> [TASK ITEM A] In the myBeepr announcement below, condense the paragraph beginning "New research has shown" into a single shorter sentence that keeps its main facts.
> [TASK ITEM B] From the myBeepr announcement below, repeat word for word the passage that begins at the words "Announcement posted by" and stops after "collaboration in Australia.".

> [DOCUMENT SECTION]
»»

Announcement posted by myBeepr 30 Jun 2021

New research has shown that a staggering 95% of Australian doctors currently use Whatsapp, Facebook Messenger, iMessage, and other inherently insecure social messaging platforms to transmit confidential patient health information – including images of patient wounds, lesions and x-rays – and coordinate patient care. 

Enter myBeepr, the clinical communication platform revolutionising the speed, quality, and security of patient care and care collaboration in Australia.
 

St George Hospital in Sydney and Western Health in Melbourne have already both rolled out the application to over 2,000 staff this year, and over the first 8 weeks alone:

·       
more than 1.5 million messages were read
·       thousands of secure clinical photos were shared
·       the two sites reported a >90% reduction in the use of social media platforms to communicate patient information

myBeepr was developed in 2016 by colorectal surgeon, Dr Vikram Balakrishnan, and entrepreneurs (and sisters) Kruti Balakrishnan and Krupa Bhagani, following the sisters’ long-term care of their terminally ill father, during which time a communication error led to him being incorrectly prescribed a treatment medication.

««

Bounding box prediction data:
»»

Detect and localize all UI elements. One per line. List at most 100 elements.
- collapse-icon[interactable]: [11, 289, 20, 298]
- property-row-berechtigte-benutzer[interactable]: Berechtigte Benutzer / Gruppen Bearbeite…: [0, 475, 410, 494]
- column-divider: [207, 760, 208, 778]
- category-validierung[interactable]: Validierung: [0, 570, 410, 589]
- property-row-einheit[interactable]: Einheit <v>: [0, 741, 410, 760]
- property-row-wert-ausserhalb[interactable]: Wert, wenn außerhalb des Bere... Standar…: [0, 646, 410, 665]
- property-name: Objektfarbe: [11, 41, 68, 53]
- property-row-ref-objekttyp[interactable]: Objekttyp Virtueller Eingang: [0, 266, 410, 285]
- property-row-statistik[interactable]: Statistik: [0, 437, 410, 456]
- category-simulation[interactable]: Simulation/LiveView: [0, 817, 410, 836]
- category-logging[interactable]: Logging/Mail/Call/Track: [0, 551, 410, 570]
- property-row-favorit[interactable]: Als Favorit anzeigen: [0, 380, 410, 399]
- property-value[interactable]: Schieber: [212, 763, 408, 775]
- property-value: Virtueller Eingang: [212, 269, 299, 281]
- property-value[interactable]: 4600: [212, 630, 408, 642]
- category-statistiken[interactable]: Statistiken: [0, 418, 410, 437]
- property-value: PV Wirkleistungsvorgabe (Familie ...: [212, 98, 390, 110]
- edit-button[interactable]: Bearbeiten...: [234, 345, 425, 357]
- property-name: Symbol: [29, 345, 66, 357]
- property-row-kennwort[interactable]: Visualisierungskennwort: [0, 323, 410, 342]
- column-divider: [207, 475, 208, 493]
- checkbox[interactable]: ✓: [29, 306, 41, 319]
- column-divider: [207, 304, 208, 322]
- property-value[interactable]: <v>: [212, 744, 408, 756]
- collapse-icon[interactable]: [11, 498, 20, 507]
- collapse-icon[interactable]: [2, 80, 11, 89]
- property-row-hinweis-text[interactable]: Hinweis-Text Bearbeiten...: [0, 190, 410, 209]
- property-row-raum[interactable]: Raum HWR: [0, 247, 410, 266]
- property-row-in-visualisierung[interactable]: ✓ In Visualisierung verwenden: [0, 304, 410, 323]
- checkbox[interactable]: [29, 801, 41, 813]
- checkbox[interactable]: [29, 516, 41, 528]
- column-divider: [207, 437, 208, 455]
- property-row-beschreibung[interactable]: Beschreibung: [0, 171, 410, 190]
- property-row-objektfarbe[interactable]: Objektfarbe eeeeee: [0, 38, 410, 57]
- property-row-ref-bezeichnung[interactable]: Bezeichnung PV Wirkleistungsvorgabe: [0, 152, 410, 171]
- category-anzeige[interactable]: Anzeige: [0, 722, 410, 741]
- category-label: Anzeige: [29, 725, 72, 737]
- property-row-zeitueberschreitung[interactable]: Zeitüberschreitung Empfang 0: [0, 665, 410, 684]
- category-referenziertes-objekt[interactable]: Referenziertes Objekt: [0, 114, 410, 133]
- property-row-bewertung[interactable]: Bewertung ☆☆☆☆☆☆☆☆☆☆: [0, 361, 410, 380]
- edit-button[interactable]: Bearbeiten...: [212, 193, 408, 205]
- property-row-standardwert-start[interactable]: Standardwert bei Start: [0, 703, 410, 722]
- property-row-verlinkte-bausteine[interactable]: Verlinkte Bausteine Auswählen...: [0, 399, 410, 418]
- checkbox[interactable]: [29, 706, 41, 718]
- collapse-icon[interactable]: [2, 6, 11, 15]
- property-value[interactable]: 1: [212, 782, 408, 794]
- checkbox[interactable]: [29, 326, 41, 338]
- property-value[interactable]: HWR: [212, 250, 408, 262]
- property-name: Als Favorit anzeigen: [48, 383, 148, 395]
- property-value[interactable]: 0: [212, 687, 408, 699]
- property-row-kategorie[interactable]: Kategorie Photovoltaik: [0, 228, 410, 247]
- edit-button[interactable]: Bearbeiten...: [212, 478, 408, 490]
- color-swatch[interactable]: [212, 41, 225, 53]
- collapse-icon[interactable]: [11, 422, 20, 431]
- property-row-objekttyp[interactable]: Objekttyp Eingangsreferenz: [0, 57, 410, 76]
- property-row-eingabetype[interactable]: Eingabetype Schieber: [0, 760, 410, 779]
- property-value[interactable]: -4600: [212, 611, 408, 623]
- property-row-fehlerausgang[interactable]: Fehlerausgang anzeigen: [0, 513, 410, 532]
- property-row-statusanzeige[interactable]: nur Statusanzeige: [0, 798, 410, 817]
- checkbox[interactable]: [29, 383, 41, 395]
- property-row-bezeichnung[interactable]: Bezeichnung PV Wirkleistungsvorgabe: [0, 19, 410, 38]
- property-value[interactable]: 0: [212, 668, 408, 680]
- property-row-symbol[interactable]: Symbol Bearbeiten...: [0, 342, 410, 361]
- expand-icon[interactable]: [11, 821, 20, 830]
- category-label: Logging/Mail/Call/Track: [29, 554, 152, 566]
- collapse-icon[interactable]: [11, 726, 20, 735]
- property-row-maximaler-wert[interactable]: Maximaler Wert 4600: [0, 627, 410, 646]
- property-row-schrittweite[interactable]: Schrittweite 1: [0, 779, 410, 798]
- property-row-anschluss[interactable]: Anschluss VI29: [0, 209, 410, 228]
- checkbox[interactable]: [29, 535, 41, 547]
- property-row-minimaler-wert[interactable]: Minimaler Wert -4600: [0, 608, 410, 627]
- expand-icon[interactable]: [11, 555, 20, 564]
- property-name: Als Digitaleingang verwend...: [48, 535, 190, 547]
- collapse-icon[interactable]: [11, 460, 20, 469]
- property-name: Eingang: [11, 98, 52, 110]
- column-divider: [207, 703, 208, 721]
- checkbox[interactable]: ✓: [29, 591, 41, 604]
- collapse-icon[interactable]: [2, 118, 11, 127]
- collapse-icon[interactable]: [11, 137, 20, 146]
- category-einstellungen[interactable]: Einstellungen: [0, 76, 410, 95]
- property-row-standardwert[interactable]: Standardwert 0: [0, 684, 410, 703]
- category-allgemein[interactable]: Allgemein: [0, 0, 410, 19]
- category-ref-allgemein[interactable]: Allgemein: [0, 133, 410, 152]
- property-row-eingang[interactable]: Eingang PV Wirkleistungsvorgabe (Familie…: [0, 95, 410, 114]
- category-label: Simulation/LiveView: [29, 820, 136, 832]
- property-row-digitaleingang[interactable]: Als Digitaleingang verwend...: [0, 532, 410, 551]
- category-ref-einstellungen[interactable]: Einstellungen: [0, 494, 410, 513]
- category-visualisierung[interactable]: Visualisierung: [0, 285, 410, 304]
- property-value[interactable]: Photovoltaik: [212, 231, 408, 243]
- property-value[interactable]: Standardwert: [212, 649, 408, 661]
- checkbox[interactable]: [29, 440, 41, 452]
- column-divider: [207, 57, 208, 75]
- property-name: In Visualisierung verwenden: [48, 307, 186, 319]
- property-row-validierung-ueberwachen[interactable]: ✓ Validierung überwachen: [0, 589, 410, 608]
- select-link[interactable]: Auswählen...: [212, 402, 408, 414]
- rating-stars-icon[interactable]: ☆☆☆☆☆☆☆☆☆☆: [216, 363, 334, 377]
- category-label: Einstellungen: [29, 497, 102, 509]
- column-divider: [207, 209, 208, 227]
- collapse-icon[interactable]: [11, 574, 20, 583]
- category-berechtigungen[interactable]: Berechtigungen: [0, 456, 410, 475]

««

> [EXERCISE RESPONSE A] Research shows that 95% of Australian doctors use insecure messaging apps such as WhatsApp, Facebook Messenger and iMessage to send confidential patient health information, including images of wounds, lesions and x-rays, and to coordinate patient care.

> [EXERCISE RESPONSE B]
Announcement posted by myBeepr 30 Jun 2021

New research has shown that a staggering 95% of Australian doctors currently use Whatsapp, Facebook Messenger, iMessage, and other inherently insecure social messaging platforms to transmit confidential patient health information – including images of patient wounds, lesions and x-rays – and coordinate patient care. 

Enter myBeepr, the clinical communication platform revolutionising the speed, quality, and security of patient care and care collaboration in Australia.